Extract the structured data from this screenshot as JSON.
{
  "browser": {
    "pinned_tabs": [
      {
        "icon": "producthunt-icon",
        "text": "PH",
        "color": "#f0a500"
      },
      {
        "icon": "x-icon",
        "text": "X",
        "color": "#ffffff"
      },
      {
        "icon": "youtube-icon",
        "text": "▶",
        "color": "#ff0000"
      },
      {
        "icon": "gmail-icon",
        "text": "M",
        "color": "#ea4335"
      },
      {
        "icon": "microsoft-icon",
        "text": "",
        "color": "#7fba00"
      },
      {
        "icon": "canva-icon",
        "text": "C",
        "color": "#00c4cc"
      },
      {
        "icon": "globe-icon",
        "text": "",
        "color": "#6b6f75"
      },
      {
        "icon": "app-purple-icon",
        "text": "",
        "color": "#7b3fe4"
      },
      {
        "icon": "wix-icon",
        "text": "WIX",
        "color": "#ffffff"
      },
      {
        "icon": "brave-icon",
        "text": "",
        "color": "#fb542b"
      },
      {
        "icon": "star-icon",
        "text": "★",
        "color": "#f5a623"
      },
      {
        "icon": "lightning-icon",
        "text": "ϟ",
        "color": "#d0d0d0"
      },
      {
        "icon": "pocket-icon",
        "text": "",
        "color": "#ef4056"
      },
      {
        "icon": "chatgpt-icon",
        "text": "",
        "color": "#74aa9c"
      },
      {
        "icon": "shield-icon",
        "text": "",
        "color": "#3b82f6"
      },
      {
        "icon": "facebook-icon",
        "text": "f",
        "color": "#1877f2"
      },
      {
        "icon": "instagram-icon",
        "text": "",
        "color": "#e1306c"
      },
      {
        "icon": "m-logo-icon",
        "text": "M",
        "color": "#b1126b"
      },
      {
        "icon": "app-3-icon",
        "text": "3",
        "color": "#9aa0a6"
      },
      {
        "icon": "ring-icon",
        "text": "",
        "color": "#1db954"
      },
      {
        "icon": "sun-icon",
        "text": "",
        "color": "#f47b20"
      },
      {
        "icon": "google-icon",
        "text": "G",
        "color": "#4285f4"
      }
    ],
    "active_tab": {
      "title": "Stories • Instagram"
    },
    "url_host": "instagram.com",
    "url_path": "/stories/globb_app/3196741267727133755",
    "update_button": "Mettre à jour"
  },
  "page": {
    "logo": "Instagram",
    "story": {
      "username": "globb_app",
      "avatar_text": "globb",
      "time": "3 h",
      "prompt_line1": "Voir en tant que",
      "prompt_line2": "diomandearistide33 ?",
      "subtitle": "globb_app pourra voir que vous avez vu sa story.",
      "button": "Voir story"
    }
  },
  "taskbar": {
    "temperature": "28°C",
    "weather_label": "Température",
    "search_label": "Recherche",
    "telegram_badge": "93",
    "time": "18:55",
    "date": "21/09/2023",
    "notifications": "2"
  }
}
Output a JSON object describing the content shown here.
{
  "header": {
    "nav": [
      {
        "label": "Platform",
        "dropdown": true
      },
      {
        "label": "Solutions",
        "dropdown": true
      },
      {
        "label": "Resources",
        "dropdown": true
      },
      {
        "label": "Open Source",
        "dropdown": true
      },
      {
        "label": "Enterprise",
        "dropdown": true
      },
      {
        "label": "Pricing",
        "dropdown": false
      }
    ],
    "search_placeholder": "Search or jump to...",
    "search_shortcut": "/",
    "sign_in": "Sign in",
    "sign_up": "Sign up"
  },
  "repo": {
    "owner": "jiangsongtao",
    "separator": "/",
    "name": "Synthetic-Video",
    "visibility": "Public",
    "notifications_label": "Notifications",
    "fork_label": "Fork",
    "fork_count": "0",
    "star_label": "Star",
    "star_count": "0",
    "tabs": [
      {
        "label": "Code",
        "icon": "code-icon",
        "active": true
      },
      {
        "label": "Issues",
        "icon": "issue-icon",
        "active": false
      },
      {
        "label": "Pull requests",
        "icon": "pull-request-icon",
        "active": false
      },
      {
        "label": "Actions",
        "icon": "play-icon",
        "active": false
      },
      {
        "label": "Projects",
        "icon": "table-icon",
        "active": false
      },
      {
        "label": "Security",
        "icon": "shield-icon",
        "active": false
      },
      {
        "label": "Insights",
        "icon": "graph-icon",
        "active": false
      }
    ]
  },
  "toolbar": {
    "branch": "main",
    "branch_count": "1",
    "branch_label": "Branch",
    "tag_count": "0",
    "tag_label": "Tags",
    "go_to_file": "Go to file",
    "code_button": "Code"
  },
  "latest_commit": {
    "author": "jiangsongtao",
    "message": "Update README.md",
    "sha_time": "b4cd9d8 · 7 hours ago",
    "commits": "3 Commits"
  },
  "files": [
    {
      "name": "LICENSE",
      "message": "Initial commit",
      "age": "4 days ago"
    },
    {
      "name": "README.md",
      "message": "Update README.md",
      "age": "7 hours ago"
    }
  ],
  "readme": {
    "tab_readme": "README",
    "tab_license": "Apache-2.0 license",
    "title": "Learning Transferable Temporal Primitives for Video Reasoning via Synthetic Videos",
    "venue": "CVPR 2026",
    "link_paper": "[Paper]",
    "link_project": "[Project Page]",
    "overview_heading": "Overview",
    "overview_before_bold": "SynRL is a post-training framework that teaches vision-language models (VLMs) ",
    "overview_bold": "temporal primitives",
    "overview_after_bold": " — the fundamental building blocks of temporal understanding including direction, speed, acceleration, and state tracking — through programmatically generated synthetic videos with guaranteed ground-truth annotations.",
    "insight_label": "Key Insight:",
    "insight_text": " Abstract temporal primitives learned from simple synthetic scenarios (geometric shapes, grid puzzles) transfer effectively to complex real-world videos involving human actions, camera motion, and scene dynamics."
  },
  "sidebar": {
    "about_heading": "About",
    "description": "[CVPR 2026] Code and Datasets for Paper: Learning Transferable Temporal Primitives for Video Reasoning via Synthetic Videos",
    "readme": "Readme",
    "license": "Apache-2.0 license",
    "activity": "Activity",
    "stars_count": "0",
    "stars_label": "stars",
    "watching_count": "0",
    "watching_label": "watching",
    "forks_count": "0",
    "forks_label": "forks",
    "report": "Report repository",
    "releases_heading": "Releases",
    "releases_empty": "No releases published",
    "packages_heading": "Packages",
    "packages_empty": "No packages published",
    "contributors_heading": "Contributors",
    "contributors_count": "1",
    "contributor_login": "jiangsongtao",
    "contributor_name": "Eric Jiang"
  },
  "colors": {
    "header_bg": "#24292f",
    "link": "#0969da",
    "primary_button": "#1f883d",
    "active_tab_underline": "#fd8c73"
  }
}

__AIM OF THE TASK__
Reproduce the records above exactly as they appear.

__OUTPUT BELOW__
Extract the structured data from this screenshot as JSON.
{
  "browser": {
    "pinned_tabs": [
      {
        "icon": "producthunt-icon",
        "text": "PH",
        "color": "#f0a500"
      },
      {
        "icon": "x-icon",
        "text": "X",
        "color": "#ffffff"
      },
      {
        "icon": "youtube-icon",
        "text": "▶",
        "color": "#ff0000"
      },
      {
        "icon": "gmail-icon",
        "text": "M",
        "color": "#ea4335"
      },
      {
        "icon": "microsoft-icon",
        "text": "",
        "color": "#7fba00"
      },
      {
        "icon": "canva-icon",
        "text": "C",
        "color": "#00c4cc"
      },
      {
        "icon": "globe-icon",
        "text": "",
        "color": "#6b6f75"
      },
      {
        "icon": "app-purple-icon",
        "text": "",
        "color": "#7b3fe4"
      },
      {
        "icon": "wix-icon",
        "text": "WIX",
        "color": "#ffffff"
      },
      {
        "icon": "brave-icon",
        "text": "",
        "color": "#fb542b"
      },
      {
        "icon": "star-icon",
        "text": "★",
        "color": "#f5a623"
      },
      {
        "icon": "lightning-icon",
        "text": "ϟ",
        "color": "#d0d0d0"
      },
      {
        "icon": "pocket-icon",
        "text": "",
        "color": "#ef4056"
      },
      {
        "icon": "chatgpt-icon",
        "text": "",
        "color": "#74aa9c"
      },
      {
        "icon": "shield-icon",
        "text": "",
        "color": "#3b82f6"
      },
      {
        "icon": "facebook-icon",
        "text": "f",
        "color": "#1877f2"
      },
      {
        "icon": "instagram-icon",
        "text": "",
        "color": "#e1306c"
      },
      {
        "icon": "m-logo-icon",
        "text": "M",
        "color": "#b1126b"
      },
      {
        "icon": "app-3-icon",
        "text": "3",
        "color": "#9aa0a6"
      },
      {
        "icon": "ring-icon",
        "text": "",
        "color": "#1db954"
      },
      {
        "icon": "sun-icon",
        "text": "",
        "color": "#f47b20"
      },
      {
        "icon": "google-icon",
        "text": "G",
        "color": "#4285f4"
      }
    ],
    "active_tab": {
      "title": "Stories • Instagram"
    },
    "url_host": "instagram.com",
    "url_path": "/stories/globb_app/3196741267727133755",
    "update_button": "Mettre à jour"
  },
  "page": {
    "logo": "Instagram",
    "story": {
      "username": "globb_app",
      "avatar_text": "globb",
      "time": "3 h",
      "prompt_line1": "Voir en tant que",
      "prompt_line2": "diomandearistide33 ?",
      "subtitle": "globb_app pourra voir que vous avez vu sa story.",
      "button": "Voir story"
    }
  },
  "taskbar": {
    "temperature": "28°C",
    "weather_label": "Température",
    "search_label": "Recherche",
    "telegram_badge": "93",
    "time": "18:55",
    "date": "21/09/2023",
    "notifications": "2"
  }
}
Output a JSON object describing the content shown here.
{
  "header": {
    "nav": [
      {
        "label": "Platform",
        "dropdown": true
      },
      {
        "label": "Solutions",
        "dropdown": true
      },
      {
        "label": "Resources",
        "dropdown": true
      },
      {
        "label": "Open Source",
        "dropdown": true
      },
      {
        "label": "Enterprise",
        "dropdown": true
      },
      {
        "label": "Pricing",
        "dropdown": false
      }
    ],
    "search_placeholder": "Search or jump to...",
    "search_shortcut": "/",
    "sign_in": "Sign in",
    "sign_up": "Sign up"
  },
  "repo": {
    "owner": "jiangsongtao",
    "separator": "/",
    "name": "Synthetic-Video",
    "visibility": "Public",
    "notifications_label": "Notifications",
    "fork_label": "Fork",
    "fork_count": "0",
    "star_label": "Star",
    "star_count": "0",
    "tabs": [
      {
        "label": "Code",
        "icon": "code-icon",
        "active": true
      },
      {
        "label": "Issues",
        "icon": "issue-icon",
        "active": false
      },
      {
        "label": "Pull requests",
        "icon": "pull-request-icon",
        "active": false
      },
      {
        "label": "Actions",
        "icon": "play-icon",
        "active": false
      },
      {
        "label": "Projects",
        "icon": "table-icon",
        "active": false
      },
      {
        "label": "Security",
        "icon": "shield-icon",
        "active": false
      },
      {
        "label": "Insights",
        "icon": "graph-icon",
        "active": false
      }
    ]
  },
  "toolbar": {
    "branch": "main",
    "branch_count": "1",
    "branch_label": "Branch",
    "tag_count": "0",
    "tag_label": "Tags",
    "go_to_file": "Go to file",
    "code_button": "Code"
  },
  "latest_commit": {
    "author": "jiangsongtao",
    "message": "Update README.md",
    "sha_time": "b4cd9d8 · 7 hours ago",
    "commits": "3 Commits"
  },
  "files": [
    {
      "name": "LICENSE",
      "message": "Initial commit",
      "age": "4 days ago"
    },
    {
      "name": "README.md",
      "message": "Update README.md",
      "age": "7 hours ago"
    }
  ],
  "readme": {
    "tab_readme": "README",
    "tab_license": "Apache-2.0 license",
    "title": "Learning Transferable Temporal Primitives for Video Reasoning via Synthetic Videos",
    "venue": "CVPR 2026",
    "link_paper": "[Paper]",
    "link_project": "[Project Page]",
    "overview_heading": "Overview",
    "overview_before_bold": "SynRL is a post-training framework that teaches vision-language models (VLMs) ",
    "overview_bold": "temporal primitives",
    "overview_after_bold": " — the fundamental building blocks of temporal understanding including direction, speed, acceleration, and state tracking — through programmatically generated synthetic videos with guaranteed ground-truth annotations.",
    "insight_label": "Key Insight:",
    "insight_text": " Abstract temporal primitives learned from simple synthetic scenarios (geometric shapes, grid puzzles) transfer effectively to complex real-world videos involving human actions, camera motion, and scene dynamics."
  },
  "sidebar": {
    "about_heading": "About",
    "description": "[CVPR 2026] Code and Datasets for Paper: Learning Transferable Temporal Primitives for Video Reasoning via Synthetic Videos",
    "readme": "Readme",
    "license": "Apache-2.0 license",
    "activity": "Activity",
    "stars_count": "0",
    "stars_label": "stars",
    "watching_count": "0",
    "watching_label": "watching",
    "forks_count": "0",
    "forks_label": "forks",
    "report": "Report repository",
    "releases_heading": "Releases",
    "releases_empty": "No releases published",
    "packages_heading": "Packages",
    "packages_empty": "No packages published",
    "contributors_heading": "Contributors",
    "contributors_count": "1",
    "contributor_login": "jiangsongtao",
    "contributor_name": "Eric Jiang"
  },
  "colors": {
    "header_bg": "#24292f",
    "link": "#0969da",
    "primary_button": "#1f883d",
    "active_tab_underline": "#fd8c73"
  }
}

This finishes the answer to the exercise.